Task statement: Copy out the following passage about wildfire smoke carrying living microbes word for word and in full.

START Excerpt to read

Glowing red skies and bitter ash-laden air are increasingly common across much of the US as the warming climate fuels vast wildfires. For years now, researchers have understood that wildfire smoke, and the noxious gases and soot particles it carries, isn’t merely an unpleasant experience that forces people to shut windows and herd children indoors. It’s a significant health hazard that not only triggers asthma and breathing problems, but can harm immune systems for years.
But new research is revealing that the threat is more complex than previously known—and also more dangerous, if that’s possible. The churning convection in those enormous plumes can scoop up pathogens from disturbed soil and charred vegetation and carry them long distances from the fire lines. Many of those microbes are still living, and potentially capable of causing infections. Among them, researchers are most worried about fungi, which cause slow-growing internal infections that are difficult to diagnose and treat, and can be disabling and even deadly. That includes the fungal infection valley fever, which lurks in dry Western soils, causes a serious illness resembling pneumonia, and is spreading north as the climate warms.
Thanks to drones carrying sampling equipment, there is already evidence that smoke plumes are packed with viable bacteria and fungi. One early study has linked a major 2017 California fire with increasing numbers of fungal infections in hospital patients up to 200 miles away. Now several research projects are attempting to precisely identify the microbial contents of smoke and to correlate infection records with maps of the directions in which smoke drifts during fire seasons.

END Excerpt to read
START Study material

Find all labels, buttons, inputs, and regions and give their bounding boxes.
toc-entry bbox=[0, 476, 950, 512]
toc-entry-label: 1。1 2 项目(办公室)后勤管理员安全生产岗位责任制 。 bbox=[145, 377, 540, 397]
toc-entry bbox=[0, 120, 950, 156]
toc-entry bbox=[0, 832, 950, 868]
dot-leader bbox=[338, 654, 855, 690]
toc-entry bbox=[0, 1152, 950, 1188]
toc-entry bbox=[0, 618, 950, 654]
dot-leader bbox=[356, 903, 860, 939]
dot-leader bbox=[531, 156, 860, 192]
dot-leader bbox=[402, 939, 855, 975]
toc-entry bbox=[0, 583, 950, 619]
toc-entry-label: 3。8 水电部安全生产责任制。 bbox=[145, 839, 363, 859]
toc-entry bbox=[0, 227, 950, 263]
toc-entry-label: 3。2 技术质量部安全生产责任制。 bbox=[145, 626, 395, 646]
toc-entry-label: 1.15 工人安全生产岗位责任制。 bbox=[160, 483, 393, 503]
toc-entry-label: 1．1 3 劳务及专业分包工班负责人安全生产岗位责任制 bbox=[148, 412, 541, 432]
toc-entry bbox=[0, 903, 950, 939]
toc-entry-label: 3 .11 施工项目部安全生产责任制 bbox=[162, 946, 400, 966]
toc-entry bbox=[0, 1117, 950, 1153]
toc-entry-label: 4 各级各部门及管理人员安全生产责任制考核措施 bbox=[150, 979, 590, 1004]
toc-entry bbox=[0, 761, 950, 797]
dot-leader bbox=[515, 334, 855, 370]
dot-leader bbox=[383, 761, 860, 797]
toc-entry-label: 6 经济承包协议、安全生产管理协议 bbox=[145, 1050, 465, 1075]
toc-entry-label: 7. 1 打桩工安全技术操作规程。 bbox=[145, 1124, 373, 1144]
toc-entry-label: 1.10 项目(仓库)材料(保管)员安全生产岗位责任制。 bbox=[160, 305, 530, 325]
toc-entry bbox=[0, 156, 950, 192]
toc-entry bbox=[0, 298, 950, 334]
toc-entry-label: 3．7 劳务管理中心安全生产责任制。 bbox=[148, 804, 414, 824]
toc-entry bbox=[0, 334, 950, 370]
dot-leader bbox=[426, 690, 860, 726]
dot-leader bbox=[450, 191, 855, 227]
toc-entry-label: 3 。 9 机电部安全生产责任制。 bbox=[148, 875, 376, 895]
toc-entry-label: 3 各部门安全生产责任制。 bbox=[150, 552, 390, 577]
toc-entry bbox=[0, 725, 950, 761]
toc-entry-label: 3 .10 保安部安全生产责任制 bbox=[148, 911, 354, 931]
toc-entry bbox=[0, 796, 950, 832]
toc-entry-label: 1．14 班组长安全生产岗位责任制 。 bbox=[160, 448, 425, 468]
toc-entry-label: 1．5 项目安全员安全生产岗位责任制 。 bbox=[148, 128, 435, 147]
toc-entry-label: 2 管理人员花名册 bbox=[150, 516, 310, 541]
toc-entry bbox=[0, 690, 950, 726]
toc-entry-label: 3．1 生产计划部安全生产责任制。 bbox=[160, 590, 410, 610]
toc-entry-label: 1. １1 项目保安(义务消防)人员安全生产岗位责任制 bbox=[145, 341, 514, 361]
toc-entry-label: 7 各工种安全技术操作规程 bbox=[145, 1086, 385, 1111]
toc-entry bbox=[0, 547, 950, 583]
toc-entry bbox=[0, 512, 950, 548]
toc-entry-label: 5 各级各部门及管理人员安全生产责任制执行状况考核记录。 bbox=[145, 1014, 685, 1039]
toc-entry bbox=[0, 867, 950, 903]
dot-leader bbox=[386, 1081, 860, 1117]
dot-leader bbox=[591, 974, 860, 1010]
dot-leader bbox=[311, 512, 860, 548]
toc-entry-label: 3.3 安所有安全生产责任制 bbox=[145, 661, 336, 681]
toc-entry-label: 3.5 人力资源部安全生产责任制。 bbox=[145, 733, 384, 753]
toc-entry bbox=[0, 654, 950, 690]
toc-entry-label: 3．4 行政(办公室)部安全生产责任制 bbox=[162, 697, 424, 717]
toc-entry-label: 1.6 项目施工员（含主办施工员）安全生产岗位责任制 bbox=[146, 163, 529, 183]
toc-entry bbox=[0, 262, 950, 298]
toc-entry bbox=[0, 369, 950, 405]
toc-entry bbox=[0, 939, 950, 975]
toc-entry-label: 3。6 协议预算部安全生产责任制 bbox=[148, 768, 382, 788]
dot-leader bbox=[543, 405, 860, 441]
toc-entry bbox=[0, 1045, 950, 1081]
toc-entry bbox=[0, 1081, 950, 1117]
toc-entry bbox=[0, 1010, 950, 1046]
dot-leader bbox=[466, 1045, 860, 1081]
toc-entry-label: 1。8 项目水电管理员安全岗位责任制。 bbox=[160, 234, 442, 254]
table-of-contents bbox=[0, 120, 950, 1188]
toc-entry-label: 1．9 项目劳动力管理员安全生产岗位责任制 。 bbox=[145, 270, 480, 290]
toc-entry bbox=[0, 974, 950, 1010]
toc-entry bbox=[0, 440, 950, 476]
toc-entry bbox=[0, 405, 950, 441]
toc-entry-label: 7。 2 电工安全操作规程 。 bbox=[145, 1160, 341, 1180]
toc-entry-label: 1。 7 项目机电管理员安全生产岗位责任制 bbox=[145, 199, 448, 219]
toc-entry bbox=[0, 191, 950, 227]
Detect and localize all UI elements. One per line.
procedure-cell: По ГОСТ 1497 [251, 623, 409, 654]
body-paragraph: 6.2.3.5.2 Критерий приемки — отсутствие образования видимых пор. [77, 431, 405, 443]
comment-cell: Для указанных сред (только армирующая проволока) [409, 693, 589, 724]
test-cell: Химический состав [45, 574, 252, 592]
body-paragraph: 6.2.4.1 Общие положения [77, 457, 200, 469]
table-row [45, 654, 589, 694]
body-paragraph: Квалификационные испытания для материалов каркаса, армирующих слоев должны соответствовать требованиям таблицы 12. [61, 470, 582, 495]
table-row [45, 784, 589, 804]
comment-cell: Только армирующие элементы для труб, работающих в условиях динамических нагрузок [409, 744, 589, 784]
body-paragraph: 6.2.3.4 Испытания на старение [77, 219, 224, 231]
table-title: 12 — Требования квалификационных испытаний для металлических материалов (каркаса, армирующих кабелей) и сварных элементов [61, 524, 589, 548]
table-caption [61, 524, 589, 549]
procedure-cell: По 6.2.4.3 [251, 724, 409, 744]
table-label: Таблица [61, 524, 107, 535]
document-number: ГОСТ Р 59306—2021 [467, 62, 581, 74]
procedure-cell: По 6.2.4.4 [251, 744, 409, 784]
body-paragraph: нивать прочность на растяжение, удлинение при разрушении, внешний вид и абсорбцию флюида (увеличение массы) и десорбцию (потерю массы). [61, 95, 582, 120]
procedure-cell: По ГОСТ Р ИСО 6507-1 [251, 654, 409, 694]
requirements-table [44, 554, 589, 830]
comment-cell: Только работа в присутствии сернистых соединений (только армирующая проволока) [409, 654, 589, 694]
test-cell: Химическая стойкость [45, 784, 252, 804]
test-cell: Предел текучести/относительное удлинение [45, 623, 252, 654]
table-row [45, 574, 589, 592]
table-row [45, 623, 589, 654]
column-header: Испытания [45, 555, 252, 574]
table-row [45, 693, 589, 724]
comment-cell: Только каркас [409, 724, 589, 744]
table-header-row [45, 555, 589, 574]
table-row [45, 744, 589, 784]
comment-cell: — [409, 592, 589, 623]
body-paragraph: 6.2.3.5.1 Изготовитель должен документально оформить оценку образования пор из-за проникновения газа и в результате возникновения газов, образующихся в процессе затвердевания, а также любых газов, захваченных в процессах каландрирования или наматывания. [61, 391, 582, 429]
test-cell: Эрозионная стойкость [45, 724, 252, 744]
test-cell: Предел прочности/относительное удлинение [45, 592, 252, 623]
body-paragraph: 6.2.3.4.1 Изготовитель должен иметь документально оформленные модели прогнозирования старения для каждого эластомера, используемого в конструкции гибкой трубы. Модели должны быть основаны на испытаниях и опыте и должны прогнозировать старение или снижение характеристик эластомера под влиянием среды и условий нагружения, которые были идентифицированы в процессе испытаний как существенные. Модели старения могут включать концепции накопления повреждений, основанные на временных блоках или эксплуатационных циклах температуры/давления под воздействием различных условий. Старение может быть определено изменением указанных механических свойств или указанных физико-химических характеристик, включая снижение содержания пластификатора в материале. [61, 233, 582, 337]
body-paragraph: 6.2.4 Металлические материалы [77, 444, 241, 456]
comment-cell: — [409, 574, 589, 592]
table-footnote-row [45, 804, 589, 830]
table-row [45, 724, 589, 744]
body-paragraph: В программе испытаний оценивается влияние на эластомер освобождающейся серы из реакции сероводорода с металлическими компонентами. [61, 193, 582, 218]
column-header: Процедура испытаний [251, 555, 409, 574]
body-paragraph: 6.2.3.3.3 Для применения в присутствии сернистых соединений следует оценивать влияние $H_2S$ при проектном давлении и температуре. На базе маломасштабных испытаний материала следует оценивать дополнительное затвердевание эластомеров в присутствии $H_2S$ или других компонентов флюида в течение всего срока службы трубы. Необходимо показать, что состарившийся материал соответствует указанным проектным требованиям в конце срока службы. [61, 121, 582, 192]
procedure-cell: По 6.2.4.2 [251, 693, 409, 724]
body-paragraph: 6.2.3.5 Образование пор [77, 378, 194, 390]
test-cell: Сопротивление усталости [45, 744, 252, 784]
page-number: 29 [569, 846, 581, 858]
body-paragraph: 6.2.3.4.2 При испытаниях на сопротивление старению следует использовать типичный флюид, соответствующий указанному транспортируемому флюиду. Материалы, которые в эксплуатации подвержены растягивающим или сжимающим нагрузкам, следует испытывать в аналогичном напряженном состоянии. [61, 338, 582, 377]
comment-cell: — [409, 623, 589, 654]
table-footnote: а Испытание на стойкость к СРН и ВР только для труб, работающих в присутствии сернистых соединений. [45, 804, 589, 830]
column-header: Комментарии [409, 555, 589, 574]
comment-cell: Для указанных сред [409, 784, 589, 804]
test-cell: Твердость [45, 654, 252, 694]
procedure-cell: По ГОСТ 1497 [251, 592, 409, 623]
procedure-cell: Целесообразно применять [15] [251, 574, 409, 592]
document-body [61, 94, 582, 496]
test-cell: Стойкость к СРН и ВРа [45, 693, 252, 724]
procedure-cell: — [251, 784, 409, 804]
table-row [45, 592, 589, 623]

END Study material

Solution to this problem:
Glowing red skies and bitter ash-laden air are increasingly common across much of the US as the warming climate fuels vast wildfires. For years now, researchers have understood that wildfire smoke, and the noxious gases and soot particles it carries, isn’t merely an unpleasant experience that forces people to shut windows and herd children indoors. It’s a significant health hazard that not only triggers asthma and breathing problems, but can harm immune systems for years.
But new research is revealing that the threat is more complex than previously known—and also more dangerous, if that’s possible. The churning convection in those enormous plumes can scoop up pathogens from disturbed soil and charred vegetation and carry them long distances from the fire lines. Many of those microbes are still living, and potentially capable of causing infections. Among them, researchers are most worried about fungi, which cause slow-growing internal infections that are difficult to diagnose and treat, and can be disabling and even deadly. That includes the fungal infection valley fever, which lurks in dry Western soils, causes a serious illness resembling pneumonia, and is spreading north as the climate warms.
Thanks to drones carrying sampling equipment, there is already evidence that smoke plumes are packed with viable bacteria and fungi. One early study has linked a major 2017 California fire with increasing numbers of fungal infections in hospital patients up to 200 miles away. Now several research projects are attempting to precisely identify the microbial contents of smoke and to correlate infection records with maps of the directions in which smoke drifts during fire seasons.